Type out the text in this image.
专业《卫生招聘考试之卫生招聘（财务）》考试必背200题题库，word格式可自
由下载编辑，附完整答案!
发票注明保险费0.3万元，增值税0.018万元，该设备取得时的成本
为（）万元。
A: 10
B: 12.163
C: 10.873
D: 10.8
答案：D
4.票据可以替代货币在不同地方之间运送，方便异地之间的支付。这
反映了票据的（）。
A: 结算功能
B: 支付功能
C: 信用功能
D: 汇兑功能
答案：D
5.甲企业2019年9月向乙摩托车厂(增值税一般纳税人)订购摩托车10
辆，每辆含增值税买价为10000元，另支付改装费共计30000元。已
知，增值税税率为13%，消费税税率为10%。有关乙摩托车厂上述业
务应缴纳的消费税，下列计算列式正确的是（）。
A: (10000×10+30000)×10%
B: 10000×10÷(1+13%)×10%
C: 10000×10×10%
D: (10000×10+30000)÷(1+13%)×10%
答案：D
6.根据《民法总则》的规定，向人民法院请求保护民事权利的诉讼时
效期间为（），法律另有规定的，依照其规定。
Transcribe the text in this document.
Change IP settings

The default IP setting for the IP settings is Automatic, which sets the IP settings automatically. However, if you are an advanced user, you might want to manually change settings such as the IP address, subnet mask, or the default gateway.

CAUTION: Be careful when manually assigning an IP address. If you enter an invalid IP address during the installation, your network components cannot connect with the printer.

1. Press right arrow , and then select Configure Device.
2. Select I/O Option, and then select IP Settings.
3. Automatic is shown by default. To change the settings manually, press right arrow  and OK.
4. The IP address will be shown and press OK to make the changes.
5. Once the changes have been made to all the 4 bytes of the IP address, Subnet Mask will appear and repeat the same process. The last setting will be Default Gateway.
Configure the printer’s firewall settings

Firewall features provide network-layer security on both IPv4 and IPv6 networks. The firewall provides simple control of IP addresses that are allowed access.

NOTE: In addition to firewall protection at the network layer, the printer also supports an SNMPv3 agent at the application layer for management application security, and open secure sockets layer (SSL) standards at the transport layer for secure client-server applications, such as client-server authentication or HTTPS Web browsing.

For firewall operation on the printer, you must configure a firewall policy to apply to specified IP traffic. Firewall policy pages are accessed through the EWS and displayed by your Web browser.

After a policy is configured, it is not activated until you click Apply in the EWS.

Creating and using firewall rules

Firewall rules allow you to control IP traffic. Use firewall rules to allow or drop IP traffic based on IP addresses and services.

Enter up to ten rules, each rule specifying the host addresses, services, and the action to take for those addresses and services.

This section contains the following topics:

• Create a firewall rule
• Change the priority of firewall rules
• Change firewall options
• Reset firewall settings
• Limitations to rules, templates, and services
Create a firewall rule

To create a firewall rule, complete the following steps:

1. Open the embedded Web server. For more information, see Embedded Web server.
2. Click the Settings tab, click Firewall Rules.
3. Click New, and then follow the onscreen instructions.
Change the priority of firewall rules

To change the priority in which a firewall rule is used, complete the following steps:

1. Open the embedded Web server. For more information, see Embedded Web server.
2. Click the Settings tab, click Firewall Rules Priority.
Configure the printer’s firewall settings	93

+--

To be done: Search the data for the string "addresses" and copy each line where it appears.

Result for this task:
Firewall features provide network-layer security on both IPv4 and IPv6 networks. The firewall provides simple control of IP addresses that are allowed access.
Firewall rules allow you to control IP traffic. Use firewall rules to allow or drop IP traffic based on IP addresses and services.
Enter up to ten rules, each rule specifying the host addresses, services, and the action to take for those addresses and services.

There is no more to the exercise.